Retype all material exactly. Pictures stay out of the copy.

## BEGIN

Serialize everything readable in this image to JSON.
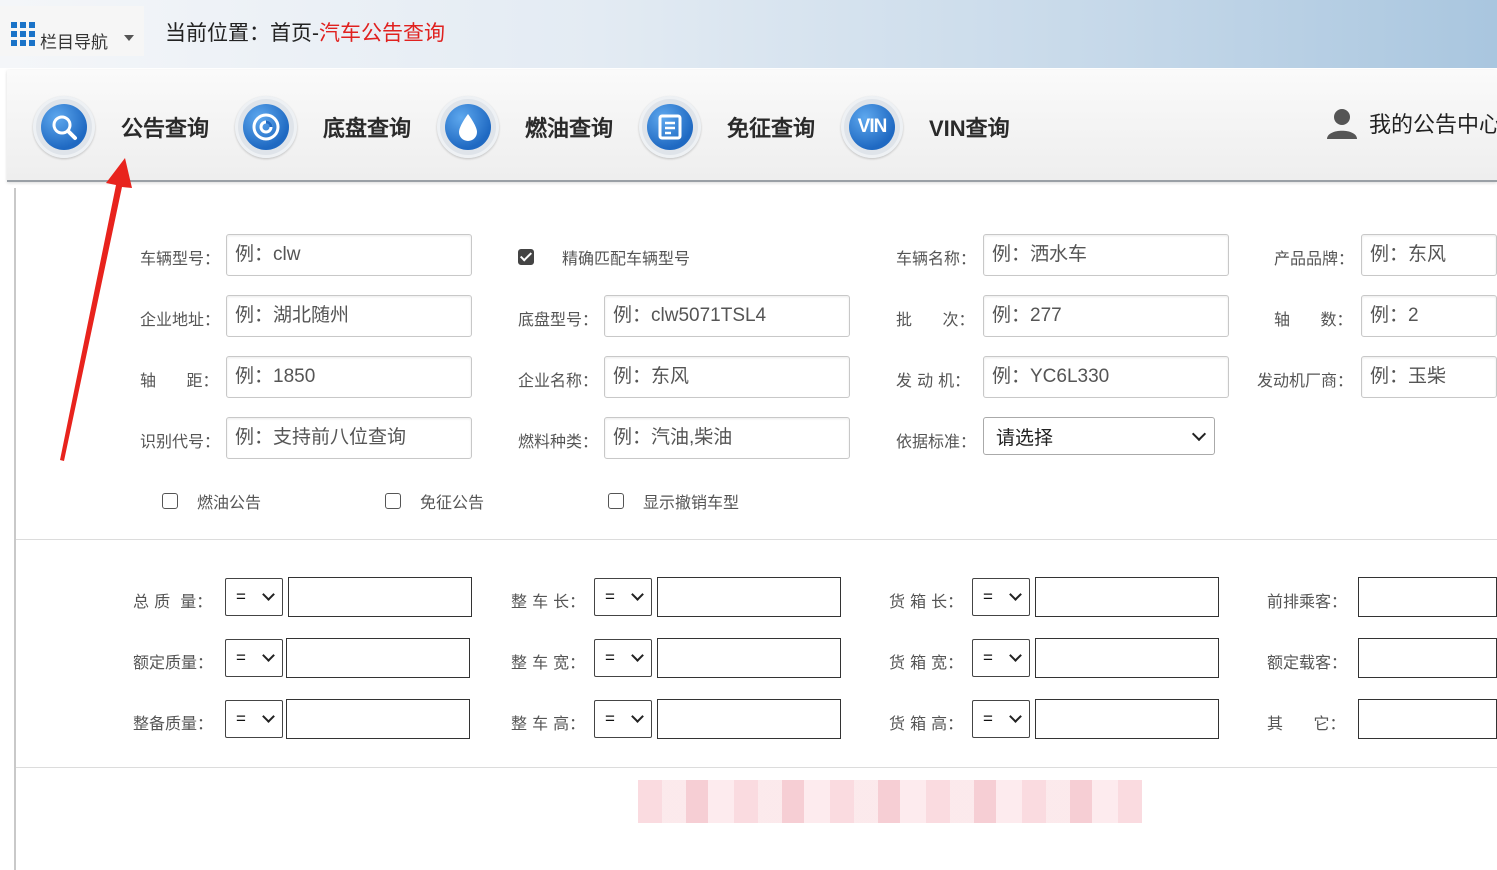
{
  "topbar": {
    "nav_label": "栏目导航",
    "breadcrumb_prefix": "当前位置：首页-",
    "breadcrumb_current": "汽车公告查询"
  },
  "toolbar": {
    "items": [
      {
        "label": "公告查询",
        "icon": "search-icon"
      },
      {
        "label": "底盘查询",
        "icon": "target-icon"
      },
      {
        "label": "燃油查询",
        "icon": "drop-icon"
      },
      {
        "label": "免征查询",
        "icon": "document-icon"
      },
      {
        "label": "VIN查询",
        "icon": "vin-icon",
        "icon_text": "VIN"
      }
    ],
    "user_label": "我的公告中心"
  },
  "form": {
    "vehicle_model": {
      "label": "车辆型号：",
      "placeholder": "例：clw"
    },
    "exact_match": {
      "label": "精确匹配车辆型号",
      "checked": true
    },
    "vehicle_name": {
      "label": "车辆名称：",
      "placeholder": "例：洒水车"
    },
    "brand": {
      "label": "产品品牌：",
      "placeholder": "例：东风"
    },
    "company_address": {
      "label": "企业地址：",
      "placeholder": "例：湖北随州"
    },
    "chassis_model": {
      "label": "底盘型号：",
      "placeholder": "例：clw5071TSL4"
    },
    "batch": {
      "label": "批      次：",
      "placeholder": "例：277"
    },
    "axles": {
      "label": "轴      数：",
      "placeholder": "例：2"
    },
    "wheelbase": {
      "label": "轴      距：",
      "placeholder": "例：1850"
    },
    "company_name": {
      "label": "企业名称：",
      "placeholder": "例：东风"
    },
    "engine": {
      "label": "发 动 机：",
      "placeholder": "例：YC6L330"
    },
    "engine_maker": {
      "label": "发动机厂商：",
      "placeholder": "例：玉柴"
    },
    "vin_code": {
      "label": "识别代号：",
      "placeholder": "例：支持前八位查询"
    },
    "fuel_type": {
      "label": "燃料种类：",
      "placeholder": "例：汽油,柴油"
    },
    "standard": {
      "label": "依据标准：",
      "value": "请选择"
    },
    "checkboxes": [
      {
        "label": "燃油公告",
        "checked": false
      },
      {
        "label": "免征公告",
        "checked": false
      },
      {
        "label": "显示撤销车型",
        "checked": false
      }
    ]
  },
  "dims": {
    "operator": "=",
    "rows": [
      [
        "总 质  量：",
        "整 车 长：",
        "货 箱 长：",
        "前排乘客："
      ],
      [
        "额定质量：",
        "整 车 宽：",
        "货 箱 宽：",
        "额定载客："
      ],
      [
        "整备质量：",
        "整 车 高：",
        "货 箱 高：",
        "其      它："
      ]
    ]
  },
  "colors": {
    "accent_blue": "#1f69c2",
    "breadcrumb_red": "#e0211f",
    "annotation_arrow": "#e8231d"
  }
}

## END

THE COMPLETED TASK.
Serialize everything readable in this image to JSON.
{
  "topbar": {
    "nav_label": "栏目导航",
    "breadcrumb_prefix": "当前位置：首页-",
    "breadcrumb_current": "汽车公告查询"
  },
  "toolbar": {
    "items": [
      {
        "label": "公告查询",
        "icon": "search-icon"
      },
      {
        "label": "底盘查询",
        "icon": "target-icon"
      },
      {
        "label": "燃油查询",
        "icon": "drop-icon"
      },
      {
        "label": "免征查询",
        "icon": "document-icon"
      },
      {
        "label": "VIN查询",
        "icon": "vin-icon",
        "icon_text": "VIN"
      }
    ],
    "user_label": "我的公告中心"
  },
  "form": {
    "vehicle_model": {
      "label": "车辆型号：",
      "placeholder": "例：clw"
    },
    "exact_match": {
      "label": "精确匹配车辆型号",
      "checked": true
    },
    "vehicle_name": {
      "label": "车辆名称：",
      "placeholder": "例：洒水车"
    },
    "brand": {
      "label": "产品品牌：",
      "placeholder": "例：东风"
    },
    "company_address": {
      "label": "企业地址：",
      "placeholder": "例：湖北随州"
    },
    "chassis_model": {
      "label": "底盘型号：",
      "placeholder": "例：clw5071TSL4"
    },
    "batch": {
      "label": "批      次：",
      "placeholder": "例：277"
    },
    "axles": {
      "label": "轴      数：",
      "placeholder": "例：2"
    },
    "wheelbase": {
      "label": "轴      距：",
      "placeholder": "例：1850"
    },
    "company_name": {
      "label": "企业名称：",
      "placeholder": "例：东风"
    },
    "engine": {
      "label": "发 动 机：",
      "placeholder": "例：YC6L330"
    },
    "engine_maker": {
      "label": "发动机厂商：",
      "placeholder": "例：玉柴"
    },
    "vin_code": {
      "label": "识别代号：",
      "placeholder": "例：支持前八位查询"
    },
    "fuel_type": {
      "label": "燃料种类：",
      "placeholder": "例：汽油,柴油"
    },
    "standard": {
      "label": "依据标准：",
      "value": "请选择"
    },
    "checkboxes": [
      {
        "label": "燃油公告",
        "checked": false
      },
      {
        "label": "免征公告",
        "checked": false
      },
      {
        "label": "显示撤销车型",
        "checked": false
      }
    ]
  },
  "dims": {
    "operator": "=",
    "rows": [
      [
        "总 质  量：",
        "整 车 长：",
        "货 箱 长：",
        "前排乘客："
      ],
      [
        "额定质量：",
        "整 车 宽：",
        "货 箱 宽：",
        "额定载客："
      ],
      [
        "整备质量：",
        "整 车 高：",
        "货 箱 高：",
        "其      它："
      ]
    ]
  },
  "colors": {
    "accent_blue": "#1f69c2",
    "breadcrumb_red": "#e0211f",
    "annotation_arrow": "#e8231d"
  }
}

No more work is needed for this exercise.